Below are some records. Count the lines with "name" in them and give nothing but the total.
═══ Dataset records ═══
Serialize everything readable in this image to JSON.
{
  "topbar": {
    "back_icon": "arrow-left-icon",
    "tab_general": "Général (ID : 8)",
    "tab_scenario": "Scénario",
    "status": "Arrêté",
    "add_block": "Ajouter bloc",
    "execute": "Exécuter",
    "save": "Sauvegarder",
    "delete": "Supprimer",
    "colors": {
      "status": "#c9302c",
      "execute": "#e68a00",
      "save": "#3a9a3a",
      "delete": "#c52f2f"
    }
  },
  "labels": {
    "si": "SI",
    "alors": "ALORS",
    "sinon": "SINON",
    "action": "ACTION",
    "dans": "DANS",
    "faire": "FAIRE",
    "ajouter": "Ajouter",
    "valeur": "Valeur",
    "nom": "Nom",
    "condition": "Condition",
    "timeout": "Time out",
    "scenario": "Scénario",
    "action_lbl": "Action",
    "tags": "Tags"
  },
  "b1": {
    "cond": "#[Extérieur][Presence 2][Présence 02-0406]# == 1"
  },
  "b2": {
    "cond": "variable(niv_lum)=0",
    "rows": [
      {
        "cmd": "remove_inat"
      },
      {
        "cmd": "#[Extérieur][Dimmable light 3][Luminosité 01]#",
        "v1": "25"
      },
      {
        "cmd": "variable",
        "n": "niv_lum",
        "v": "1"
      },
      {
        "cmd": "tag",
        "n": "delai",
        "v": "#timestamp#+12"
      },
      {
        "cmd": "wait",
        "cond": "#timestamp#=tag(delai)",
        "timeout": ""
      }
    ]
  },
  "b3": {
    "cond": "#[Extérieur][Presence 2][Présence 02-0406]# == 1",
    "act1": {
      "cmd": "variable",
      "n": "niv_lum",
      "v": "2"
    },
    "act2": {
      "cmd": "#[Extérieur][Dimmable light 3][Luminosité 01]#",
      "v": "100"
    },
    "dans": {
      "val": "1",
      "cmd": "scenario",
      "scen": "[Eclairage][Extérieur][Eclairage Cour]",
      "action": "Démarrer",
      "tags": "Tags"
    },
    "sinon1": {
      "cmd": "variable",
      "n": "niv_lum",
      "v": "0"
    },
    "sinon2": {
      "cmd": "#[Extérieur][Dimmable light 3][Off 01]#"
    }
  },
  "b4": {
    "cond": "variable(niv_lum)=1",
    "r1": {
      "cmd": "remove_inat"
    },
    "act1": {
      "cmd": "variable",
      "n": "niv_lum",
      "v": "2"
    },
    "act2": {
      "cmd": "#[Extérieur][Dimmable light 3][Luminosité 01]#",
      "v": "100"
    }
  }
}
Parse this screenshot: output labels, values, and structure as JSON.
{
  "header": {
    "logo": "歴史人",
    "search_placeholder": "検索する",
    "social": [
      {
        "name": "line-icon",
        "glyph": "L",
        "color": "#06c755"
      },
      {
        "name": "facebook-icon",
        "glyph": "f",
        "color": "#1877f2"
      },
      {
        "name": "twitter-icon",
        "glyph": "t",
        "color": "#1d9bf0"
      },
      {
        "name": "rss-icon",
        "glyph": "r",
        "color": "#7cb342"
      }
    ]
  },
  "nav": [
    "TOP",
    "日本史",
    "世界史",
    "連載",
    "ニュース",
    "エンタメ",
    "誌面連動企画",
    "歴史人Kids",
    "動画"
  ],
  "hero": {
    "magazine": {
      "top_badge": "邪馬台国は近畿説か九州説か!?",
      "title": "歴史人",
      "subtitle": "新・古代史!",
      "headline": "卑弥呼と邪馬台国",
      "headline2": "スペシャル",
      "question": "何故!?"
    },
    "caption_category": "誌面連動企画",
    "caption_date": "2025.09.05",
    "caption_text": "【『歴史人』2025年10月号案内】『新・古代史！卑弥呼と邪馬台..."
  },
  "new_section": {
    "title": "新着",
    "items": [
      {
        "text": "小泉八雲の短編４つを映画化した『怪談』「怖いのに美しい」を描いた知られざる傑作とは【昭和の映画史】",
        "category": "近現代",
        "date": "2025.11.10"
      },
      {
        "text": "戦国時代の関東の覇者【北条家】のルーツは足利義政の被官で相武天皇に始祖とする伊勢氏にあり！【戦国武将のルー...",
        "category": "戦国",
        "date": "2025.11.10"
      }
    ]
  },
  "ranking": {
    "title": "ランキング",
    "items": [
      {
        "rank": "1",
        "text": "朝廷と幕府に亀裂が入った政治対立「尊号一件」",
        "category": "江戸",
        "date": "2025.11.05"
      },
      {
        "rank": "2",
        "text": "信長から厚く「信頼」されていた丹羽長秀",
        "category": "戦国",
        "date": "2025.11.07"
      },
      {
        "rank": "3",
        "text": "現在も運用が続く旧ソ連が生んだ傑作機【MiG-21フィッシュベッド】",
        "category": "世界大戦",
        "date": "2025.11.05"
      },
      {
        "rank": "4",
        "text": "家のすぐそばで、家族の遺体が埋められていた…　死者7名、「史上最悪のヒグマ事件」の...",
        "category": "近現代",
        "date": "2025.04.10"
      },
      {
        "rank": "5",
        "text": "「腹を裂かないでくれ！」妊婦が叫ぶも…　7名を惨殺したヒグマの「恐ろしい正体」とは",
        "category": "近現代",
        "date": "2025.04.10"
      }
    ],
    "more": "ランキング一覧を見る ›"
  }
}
═══
> **Solution for this problem**
4